* _Task prompt_
Transcribe the material in full. Nothing should differ except that the pictures are left out.
═════ Records shown
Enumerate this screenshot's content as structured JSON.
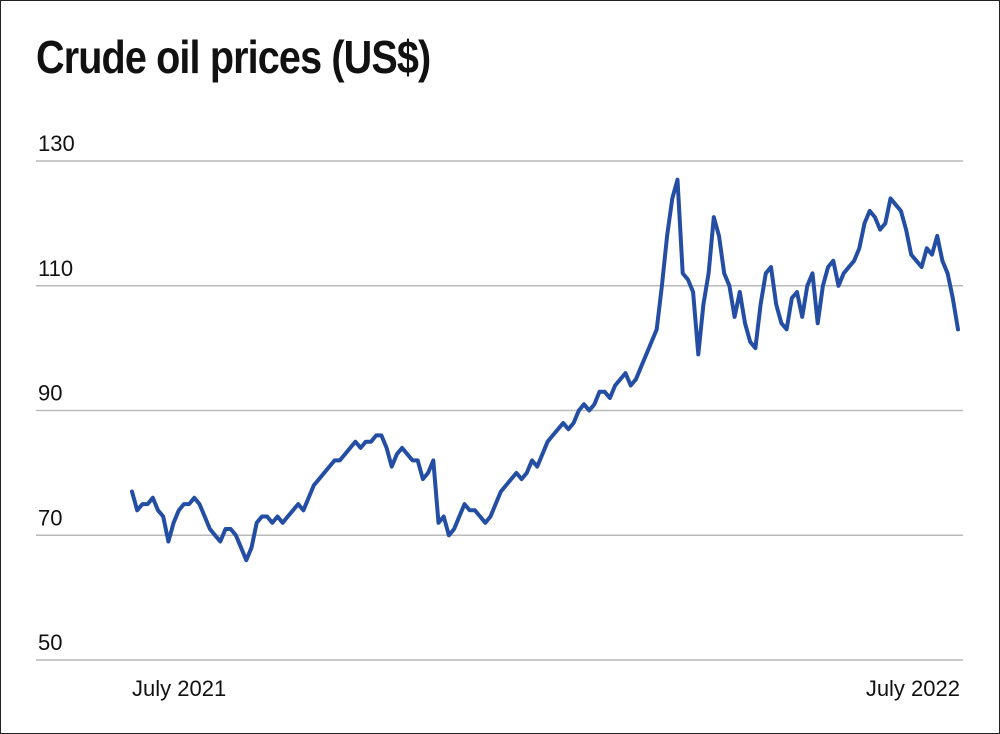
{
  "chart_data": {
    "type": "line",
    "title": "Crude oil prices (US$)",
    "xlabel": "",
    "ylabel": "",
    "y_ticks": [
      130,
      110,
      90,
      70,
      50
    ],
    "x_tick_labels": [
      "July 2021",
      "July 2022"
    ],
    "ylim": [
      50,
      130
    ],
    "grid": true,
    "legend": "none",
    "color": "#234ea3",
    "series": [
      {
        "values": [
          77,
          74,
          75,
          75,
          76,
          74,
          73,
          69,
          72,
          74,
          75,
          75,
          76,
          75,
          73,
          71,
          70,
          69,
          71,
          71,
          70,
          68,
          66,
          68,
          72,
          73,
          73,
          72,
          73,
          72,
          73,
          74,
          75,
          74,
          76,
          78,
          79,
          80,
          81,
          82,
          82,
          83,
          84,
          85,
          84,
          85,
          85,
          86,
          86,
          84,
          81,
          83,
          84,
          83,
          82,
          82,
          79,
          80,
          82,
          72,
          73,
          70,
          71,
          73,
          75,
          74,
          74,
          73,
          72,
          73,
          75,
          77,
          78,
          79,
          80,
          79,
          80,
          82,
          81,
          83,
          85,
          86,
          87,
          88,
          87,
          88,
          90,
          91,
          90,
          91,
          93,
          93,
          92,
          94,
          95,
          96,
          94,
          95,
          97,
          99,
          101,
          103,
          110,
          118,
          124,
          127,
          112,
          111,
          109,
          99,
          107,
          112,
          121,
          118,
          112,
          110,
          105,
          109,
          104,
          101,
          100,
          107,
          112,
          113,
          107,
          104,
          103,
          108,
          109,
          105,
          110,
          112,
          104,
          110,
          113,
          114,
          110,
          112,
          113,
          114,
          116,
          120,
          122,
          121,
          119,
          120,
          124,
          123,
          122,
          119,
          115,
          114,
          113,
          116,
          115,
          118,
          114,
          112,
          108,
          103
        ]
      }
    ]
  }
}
══════════
* _Response for this exercise_
Enumerate this screenshot's content as structured JSON.
{
  "chart_data": {
    "type": "line",
    "title": "Crude oil prices (US$)",
    "xlabel": "",
    "ylabel": "",
    "y_ticks": [
      130,
      110,
      90,
      70,
      50
    ],
    "x_tick_labels": [
      "July 2021",
      "July 2022"
    ],
    "ylim": [
      50,
      130
    ],
    "grid": true,
    "legend": "none",
    "color": "#234ea3",
    "series": [
      {
        "values": [
          77,
          74,
          75,
          75,
          76,
          74,
          73,
          69,
          72,
          74,
          75,
          75,
          76,
          75,
          73,
          71,
          70,
          69,
          71,
          71,
          70,
          68,
          66,
          68,
          72,
          73,
          73,
          72,
          73,
          72,
          73,
          74,
          75,
          74,
          76,
          78,
          79,
          80,
          81,
          82,
          82,
          83,
          84,
          85,
          84,
          85,
          85,
          86,
          86,
          84,
          81,
          83,
          84,
          83,
          82,
          82,
          79,
          80,
          82,
          72,
          73,
          70,
          71,
          73,
          75,
          74,
          74,
          73,
          72,
          73,
          75,
          77,
          78,
          79,
          80,
          79,
          80,
          82,
          81,
          83,
          85,
          86,
          87,
          88,
          87,
          88,
          90,
          91,
          90,
          91,
          93,
          93,
          92,
          94,
          95,
          96,
          94,
          95,
          97,
          99,
          101,
          103,
          110,
          118,
          124,
          127,
          112,
          111,
          109,
          99,
          107,
          112,
          121,
          118,
          112,
          110,
          105,
          109,
          104,
          101,
          100,
          107,
          112,
          113,
          107,
          104,
          103,
          108,
          109,
          105,
          110,
          112,
          104,
          110,
          113,
          114,
          110,
          112,
          113,
          114,
          116,
          120,
          122,
          121,
          119,
          120,
          124,
          123,
          122,
          119,
          115,
          114,
          113,
          116,
          115,
          118,
          114,
          112,
          108,
          103
        ]
      }
    ]
  }
}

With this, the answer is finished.